> **Required task**
Retype the records word for word, beginning with the first line and continuing through the line that contains "axis-layer [107, 79, 1093, 533]".

+++++

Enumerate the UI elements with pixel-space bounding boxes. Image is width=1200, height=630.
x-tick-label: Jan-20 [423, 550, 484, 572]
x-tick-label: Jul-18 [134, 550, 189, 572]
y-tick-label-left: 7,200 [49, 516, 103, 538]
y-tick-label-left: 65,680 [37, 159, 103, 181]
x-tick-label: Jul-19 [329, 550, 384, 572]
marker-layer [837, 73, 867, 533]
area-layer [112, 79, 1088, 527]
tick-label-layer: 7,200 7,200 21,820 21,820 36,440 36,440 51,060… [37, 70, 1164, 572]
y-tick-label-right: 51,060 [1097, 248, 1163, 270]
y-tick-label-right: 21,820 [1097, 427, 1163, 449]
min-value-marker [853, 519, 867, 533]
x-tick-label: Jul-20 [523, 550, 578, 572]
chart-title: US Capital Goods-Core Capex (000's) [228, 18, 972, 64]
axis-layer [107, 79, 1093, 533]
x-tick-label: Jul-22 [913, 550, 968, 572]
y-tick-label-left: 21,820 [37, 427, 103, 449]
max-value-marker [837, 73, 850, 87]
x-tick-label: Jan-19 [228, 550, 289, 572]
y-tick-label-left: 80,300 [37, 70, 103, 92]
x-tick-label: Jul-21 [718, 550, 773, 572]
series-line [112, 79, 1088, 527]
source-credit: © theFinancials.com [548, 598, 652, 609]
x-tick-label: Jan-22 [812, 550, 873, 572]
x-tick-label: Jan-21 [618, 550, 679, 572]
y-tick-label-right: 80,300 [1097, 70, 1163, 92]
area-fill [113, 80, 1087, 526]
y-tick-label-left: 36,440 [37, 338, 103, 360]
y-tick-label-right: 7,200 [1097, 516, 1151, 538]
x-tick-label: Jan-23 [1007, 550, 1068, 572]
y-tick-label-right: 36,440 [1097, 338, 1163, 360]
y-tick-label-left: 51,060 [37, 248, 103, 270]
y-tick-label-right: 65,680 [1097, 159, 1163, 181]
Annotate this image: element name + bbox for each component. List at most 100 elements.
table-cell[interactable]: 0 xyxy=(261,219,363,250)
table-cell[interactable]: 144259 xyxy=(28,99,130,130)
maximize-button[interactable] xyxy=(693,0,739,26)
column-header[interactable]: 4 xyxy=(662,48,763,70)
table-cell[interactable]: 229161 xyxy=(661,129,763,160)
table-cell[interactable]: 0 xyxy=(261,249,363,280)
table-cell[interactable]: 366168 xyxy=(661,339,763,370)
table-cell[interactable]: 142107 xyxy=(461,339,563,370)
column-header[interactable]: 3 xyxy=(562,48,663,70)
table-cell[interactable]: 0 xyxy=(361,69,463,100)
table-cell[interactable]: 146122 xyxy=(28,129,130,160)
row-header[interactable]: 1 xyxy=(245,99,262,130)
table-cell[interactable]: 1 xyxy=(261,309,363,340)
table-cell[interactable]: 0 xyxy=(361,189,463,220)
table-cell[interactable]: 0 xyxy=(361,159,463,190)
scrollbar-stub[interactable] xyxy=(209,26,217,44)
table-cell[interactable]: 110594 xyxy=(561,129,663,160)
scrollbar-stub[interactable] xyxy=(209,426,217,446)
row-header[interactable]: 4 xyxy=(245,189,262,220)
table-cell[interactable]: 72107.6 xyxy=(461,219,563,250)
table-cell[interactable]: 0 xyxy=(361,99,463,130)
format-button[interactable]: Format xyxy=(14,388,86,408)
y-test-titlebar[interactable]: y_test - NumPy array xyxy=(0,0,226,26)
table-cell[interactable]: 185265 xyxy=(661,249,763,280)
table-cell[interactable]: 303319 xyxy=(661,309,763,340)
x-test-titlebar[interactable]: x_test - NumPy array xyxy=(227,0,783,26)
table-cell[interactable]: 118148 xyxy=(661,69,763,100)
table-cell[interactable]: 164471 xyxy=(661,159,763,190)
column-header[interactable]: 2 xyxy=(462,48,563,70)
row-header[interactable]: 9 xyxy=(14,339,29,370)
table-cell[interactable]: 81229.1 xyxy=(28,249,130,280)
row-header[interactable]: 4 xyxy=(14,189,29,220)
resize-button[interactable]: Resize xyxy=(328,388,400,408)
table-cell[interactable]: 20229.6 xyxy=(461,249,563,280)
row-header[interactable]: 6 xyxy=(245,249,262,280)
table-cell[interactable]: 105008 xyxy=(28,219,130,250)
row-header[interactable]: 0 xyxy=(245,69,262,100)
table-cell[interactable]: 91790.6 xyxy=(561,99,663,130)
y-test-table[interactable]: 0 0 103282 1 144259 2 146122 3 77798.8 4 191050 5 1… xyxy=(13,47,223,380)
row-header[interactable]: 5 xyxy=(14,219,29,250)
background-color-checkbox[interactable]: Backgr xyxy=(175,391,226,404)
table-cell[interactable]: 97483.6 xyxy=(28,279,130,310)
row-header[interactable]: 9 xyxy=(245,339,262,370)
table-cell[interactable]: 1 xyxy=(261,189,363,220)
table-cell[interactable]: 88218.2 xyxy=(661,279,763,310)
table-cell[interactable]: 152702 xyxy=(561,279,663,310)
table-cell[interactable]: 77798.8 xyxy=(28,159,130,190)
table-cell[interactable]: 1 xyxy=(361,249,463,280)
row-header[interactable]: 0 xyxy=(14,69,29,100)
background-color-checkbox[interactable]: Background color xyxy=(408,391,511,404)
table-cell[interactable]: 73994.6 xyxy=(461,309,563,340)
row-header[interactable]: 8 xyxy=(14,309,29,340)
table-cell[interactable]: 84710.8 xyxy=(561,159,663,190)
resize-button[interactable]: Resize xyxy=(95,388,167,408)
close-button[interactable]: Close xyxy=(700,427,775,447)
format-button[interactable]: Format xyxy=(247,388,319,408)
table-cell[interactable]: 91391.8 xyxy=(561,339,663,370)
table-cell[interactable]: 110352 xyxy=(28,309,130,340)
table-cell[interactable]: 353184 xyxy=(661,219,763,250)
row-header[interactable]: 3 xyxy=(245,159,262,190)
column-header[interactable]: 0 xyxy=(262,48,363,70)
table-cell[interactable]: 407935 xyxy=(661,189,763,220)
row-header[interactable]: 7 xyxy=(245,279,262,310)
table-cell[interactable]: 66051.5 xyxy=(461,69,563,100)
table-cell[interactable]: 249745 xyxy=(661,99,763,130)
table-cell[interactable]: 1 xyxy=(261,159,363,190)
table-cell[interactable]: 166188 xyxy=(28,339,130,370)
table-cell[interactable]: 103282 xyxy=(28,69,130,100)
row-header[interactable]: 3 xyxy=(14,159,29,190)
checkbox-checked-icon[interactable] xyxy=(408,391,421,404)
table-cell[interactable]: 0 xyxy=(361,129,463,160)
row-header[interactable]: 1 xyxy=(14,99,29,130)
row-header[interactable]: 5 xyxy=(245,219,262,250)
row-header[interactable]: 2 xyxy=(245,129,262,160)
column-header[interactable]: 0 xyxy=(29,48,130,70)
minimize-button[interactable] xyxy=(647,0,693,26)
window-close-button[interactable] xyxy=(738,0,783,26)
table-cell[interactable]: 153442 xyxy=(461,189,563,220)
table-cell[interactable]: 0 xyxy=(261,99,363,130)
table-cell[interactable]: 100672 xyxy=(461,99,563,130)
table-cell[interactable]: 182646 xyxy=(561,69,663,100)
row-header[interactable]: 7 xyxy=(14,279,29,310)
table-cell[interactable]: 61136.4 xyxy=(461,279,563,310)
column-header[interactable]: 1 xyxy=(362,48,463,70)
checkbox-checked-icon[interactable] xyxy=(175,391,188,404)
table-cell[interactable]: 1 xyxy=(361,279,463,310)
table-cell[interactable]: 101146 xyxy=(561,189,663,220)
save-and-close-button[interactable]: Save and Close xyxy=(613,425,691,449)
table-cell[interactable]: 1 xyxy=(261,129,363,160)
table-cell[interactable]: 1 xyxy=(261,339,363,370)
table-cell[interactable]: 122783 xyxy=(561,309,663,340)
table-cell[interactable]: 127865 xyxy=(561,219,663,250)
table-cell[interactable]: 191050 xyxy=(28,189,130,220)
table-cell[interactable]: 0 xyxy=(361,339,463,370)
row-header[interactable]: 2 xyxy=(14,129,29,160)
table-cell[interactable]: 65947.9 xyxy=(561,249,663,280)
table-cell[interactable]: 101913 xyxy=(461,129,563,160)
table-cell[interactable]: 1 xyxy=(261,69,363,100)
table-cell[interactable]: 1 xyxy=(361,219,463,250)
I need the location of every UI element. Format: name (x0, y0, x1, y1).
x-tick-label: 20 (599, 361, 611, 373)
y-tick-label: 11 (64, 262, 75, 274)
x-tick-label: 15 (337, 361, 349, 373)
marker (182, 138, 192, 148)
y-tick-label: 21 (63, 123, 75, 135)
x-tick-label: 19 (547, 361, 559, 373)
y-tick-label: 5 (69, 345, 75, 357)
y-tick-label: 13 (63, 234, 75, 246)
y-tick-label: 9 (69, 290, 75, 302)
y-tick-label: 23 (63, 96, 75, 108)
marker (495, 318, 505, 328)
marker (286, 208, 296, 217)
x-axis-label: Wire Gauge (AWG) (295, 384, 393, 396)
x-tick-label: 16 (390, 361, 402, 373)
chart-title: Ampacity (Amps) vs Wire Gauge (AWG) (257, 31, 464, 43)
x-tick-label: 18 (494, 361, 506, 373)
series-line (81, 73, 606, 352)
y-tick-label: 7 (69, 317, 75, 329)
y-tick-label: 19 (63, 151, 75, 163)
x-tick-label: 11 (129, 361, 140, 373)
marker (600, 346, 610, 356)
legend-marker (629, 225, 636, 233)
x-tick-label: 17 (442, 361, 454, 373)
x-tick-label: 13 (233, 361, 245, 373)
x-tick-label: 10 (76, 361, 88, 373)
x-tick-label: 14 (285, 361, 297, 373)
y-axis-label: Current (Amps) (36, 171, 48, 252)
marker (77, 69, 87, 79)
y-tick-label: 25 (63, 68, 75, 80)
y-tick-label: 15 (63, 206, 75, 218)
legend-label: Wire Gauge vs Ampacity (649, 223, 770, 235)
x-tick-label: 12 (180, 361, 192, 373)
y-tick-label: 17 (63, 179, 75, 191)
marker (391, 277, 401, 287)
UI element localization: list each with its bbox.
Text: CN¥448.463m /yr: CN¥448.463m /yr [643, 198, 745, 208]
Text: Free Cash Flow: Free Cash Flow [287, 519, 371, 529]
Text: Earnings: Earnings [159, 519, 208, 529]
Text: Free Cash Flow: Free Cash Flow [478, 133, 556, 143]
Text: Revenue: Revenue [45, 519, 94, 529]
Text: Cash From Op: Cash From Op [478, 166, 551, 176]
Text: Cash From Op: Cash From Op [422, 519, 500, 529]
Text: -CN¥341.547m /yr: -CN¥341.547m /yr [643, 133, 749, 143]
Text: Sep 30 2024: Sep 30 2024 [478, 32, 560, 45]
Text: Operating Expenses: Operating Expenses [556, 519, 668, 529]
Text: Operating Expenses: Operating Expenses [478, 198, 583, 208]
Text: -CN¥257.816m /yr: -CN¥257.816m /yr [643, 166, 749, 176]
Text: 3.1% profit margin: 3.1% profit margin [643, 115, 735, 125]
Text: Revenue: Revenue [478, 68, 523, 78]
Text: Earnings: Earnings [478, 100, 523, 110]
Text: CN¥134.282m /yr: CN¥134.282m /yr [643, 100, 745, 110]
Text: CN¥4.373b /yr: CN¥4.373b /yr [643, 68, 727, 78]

+++++

> **Final answer**
Enumerate the UI elements with pixel-space bounding boxes. Image is width=1200, height=630.
x-tick-label: Jan-20 [423, 550, 484, 572]
x-tick-label: Jul-18 [134, 550, 189, 572]
y-tick-label-left: 7,200 [49, 516, 103, 538]
y-tick-label-left: 65,680 [37, 159, 103, 181]
x-tick-label: Jul-19 [329, 550, 384, 572]
marker-layer [837, 73, 867, 533]
area-layer [112, 79, 1088, 527]
tick-label-layer: 7,200 7,200 21,820 21,820 36,440 36,440 51,060… [37, 70, 1164, 572]
y-tick-label-right: 51,060 [1097, 248, 1163, 270]
y-tick-label-right: 21,820 [1097, 427, 1163, 449]
min-value-marker [853, 519, 867, 533]
x-tick-label: Jul-20 [523, 550, 578, 572]
chart-title: US Capital Goods-Core Capex (000's) [228, 18, 972, 64]
axis-layer [107, 79, 1093, 533]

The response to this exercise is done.